> **Extracted material**
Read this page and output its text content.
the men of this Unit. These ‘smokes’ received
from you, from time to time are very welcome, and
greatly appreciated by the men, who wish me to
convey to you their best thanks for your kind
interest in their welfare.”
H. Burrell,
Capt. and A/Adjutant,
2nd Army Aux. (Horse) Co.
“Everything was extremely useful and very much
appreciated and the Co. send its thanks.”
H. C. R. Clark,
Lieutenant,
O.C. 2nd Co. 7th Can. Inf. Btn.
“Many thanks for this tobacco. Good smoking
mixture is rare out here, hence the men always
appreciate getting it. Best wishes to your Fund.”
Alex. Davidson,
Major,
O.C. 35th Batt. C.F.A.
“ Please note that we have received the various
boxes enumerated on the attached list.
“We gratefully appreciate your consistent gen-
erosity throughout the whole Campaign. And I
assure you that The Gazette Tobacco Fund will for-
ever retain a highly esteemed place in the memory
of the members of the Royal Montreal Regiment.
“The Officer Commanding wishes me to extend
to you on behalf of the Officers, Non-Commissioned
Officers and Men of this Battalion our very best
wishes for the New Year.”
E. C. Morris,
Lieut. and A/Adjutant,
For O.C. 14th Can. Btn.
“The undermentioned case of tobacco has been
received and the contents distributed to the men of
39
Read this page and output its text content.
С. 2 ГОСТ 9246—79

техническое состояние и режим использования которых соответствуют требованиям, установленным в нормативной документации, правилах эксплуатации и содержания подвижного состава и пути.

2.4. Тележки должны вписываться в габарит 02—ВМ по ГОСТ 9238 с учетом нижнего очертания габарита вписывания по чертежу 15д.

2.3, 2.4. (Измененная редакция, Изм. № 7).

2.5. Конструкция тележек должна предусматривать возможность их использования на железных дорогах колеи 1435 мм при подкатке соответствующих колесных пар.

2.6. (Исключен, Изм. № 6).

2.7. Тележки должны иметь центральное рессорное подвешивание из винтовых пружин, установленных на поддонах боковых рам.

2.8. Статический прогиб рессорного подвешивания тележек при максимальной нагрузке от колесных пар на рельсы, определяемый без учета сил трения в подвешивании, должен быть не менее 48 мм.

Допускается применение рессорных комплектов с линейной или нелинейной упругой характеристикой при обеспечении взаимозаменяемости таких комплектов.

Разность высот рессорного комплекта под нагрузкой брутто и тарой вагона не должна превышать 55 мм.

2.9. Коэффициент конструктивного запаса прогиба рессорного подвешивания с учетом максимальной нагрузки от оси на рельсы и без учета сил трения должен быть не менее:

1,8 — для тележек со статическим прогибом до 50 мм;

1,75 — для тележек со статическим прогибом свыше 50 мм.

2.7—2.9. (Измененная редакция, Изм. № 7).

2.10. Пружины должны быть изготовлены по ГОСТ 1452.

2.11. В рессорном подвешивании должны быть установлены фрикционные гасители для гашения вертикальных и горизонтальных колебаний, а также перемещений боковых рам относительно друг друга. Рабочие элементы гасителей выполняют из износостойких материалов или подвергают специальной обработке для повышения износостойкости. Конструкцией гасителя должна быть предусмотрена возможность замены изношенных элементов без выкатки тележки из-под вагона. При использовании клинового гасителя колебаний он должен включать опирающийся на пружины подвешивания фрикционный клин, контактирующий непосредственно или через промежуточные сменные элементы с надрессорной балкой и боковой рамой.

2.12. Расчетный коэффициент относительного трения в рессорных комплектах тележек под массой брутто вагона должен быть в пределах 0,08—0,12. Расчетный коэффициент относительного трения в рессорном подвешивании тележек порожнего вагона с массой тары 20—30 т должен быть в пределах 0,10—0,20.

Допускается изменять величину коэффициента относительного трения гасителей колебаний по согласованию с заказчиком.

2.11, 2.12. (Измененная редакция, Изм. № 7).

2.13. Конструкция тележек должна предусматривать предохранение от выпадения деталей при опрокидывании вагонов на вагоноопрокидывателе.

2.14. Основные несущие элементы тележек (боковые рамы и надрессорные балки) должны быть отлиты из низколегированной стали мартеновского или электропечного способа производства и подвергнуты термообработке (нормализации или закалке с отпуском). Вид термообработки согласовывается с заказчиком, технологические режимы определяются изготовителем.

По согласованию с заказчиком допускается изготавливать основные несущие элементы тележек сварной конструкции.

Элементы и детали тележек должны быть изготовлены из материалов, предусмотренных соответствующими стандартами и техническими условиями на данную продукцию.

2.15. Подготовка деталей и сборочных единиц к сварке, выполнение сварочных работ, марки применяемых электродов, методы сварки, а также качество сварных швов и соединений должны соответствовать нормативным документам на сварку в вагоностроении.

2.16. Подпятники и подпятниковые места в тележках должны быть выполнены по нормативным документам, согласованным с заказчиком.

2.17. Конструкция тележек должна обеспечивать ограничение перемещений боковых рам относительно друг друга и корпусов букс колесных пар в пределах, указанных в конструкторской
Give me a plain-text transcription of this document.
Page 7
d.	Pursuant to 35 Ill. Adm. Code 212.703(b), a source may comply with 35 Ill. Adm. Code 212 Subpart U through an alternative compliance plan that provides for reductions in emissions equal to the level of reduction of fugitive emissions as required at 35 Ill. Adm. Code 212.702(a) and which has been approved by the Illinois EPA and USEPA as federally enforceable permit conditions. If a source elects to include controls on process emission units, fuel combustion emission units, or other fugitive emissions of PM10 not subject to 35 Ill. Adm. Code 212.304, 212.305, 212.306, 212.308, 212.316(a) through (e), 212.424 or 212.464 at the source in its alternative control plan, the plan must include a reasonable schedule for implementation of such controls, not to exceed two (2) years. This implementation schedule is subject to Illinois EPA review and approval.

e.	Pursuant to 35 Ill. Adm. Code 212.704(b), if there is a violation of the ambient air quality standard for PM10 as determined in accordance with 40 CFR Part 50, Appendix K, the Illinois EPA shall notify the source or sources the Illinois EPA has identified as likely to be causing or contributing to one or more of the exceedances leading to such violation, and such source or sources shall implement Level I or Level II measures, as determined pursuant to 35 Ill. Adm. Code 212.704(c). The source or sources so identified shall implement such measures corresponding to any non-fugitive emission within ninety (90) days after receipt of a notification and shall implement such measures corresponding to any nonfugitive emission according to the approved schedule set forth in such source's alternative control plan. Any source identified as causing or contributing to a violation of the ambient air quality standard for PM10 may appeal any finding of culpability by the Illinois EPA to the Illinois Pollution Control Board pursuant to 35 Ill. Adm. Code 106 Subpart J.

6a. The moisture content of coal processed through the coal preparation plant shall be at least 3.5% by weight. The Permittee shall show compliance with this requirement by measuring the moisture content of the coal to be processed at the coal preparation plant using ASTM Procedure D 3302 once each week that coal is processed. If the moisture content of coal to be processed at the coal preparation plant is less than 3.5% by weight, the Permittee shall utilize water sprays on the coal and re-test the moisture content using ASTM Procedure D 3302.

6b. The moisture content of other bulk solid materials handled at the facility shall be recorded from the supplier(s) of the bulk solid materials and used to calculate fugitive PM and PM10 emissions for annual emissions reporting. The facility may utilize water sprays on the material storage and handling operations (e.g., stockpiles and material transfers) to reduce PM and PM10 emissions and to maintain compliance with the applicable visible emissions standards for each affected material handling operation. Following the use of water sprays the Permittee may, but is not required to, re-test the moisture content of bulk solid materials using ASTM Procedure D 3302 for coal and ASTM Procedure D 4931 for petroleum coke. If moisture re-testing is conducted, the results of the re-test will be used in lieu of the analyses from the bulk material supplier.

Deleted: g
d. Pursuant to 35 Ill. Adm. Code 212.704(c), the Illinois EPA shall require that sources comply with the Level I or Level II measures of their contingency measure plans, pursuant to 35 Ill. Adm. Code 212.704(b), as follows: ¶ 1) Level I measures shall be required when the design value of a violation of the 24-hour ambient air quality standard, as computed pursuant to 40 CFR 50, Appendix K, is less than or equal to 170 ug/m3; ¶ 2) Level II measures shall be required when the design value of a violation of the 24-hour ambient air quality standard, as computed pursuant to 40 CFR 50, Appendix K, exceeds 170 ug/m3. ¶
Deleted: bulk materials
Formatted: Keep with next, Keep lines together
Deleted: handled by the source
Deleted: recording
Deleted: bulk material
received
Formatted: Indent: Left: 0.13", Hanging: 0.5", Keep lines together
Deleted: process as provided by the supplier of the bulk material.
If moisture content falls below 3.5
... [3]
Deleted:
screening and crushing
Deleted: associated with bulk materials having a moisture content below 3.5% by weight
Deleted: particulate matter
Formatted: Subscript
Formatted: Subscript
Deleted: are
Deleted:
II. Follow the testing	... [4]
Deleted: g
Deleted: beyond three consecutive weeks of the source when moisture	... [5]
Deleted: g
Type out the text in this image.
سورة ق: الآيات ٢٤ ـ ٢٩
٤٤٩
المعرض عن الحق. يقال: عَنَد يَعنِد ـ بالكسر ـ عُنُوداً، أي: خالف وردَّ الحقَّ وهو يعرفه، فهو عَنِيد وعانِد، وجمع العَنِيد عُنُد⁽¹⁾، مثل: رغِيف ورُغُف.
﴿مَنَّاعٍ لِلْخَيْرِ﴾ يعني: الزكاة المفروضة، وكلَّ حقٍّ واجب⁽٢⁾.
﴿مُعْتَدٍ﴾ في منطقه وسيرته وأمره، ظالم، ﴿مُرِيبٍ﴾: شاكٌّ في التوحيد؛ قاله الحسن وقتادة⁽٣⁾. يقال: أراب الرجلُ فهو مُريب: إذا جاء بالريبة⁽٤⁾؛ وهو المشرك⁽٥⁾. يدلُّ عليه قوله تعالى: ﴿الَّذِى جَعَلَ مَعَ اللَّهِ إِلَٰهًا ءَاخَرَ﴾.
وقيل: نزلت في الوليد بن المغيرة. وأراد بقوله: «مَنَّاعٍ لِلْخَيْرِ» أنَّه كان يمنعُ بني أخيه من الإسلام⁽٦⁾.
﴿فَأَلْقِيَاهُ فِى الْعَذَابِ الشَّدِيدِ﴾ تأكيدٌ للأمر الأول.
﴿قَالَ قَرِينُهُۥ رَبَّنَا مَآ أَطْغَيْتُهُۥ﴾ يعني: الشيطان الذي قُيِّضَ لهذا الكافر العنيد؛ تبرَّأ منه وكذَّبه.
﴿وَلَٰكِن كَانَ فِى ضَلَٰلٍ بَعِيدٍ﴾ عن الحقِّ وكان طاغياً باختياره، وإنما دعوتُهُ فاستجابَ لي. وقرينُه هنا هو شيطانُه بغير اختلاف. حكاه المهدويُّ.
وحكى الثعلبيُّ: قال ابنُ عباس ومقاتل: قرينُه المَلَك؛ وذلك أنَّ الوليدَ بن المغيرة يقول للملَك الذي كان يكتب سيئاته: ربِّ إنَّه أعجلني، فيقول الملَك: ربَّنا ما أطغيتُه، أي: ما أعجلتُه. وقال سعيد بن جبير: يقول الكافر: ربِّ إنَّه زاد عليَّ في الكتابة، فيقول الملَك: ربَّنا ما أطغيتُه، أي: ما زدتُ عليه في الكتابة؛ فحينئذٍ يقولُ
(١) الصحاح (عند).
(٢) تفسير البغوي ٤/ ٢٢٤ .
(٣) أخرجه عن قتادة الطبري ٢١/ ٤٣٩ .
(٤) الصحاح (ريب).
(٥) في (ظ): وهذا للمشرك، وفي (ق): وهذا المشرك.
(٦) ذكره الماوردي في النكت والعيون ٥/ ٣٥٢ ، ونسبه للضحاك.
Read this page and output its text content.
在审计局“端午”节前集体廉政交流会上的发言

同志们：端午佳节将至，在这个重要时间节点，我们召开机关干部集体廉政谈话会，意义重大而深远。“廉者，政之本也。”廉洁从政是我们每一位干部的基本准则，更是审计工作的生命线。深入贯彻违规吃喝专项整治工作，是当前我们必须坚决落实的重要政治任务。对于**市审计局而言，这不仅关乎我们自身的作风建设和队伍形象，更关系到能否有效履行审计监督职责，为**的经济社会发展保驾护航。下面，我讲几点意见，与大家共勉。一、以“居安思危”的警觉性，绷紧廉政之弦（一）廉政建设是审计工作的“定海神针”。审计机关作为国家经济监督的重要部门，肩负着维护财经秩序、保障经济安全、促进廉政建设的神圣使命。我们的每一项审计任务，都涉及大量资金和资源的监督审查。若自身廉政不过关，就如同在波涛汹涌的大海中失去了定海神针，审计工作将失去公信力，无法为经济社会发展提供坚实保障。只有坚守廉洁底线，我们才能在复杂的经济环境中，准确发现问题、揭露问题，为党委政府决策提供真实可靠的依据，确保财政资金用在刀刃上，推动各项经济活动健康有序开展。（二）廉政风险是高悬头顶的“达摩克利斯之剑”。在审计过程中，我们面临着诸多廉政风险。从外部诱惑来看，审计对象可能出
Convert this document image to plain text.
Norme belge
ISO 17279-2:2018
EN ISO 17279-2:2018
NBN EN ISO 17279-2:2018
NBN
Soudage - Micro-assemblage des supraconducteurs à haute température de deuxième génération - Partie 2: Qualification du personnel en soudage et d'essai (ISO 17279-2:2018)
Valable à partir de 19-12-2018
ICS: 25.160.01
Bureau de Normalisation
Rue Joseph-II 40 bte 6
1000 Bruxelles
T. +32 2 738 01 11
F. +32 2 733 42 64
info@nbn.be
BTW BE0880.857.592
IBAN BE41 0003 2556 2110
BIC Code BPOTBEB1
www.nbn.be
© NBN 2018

> **Directive**
Find the line that contains "Convert this document image to plain text.". Repeat it and every line after it, exactly as written, up to and including the last line of the records above.

> **Finished exercise**
Convert this document image to plain text.
Norme belge
ISO 17279-2:2018
EN ISO 17279-2:2018
NBN EN ISO 17279-2:2018
NBN
Soudage - Micro-assemblage des supraconducteurs à haute température de deuxième génération - Partie 2: Qualification du personnel en soudage et d'essai (ISO 17279-2:2018)
Valable à partir de 19-12-2018
ICS: 25.160.01
Bureau de Normalisation
Rue Joseph-II 40 bte 6
1000 Bruxelles
T. +32 2 738 01 11
F. +32 2 733 42 64
info@nbn.be
BTW BE0880.857.592
IBAN BE41 0003 2556 2110
BIC Code BPOTBEB1
www.nbn.be
© NBN 2018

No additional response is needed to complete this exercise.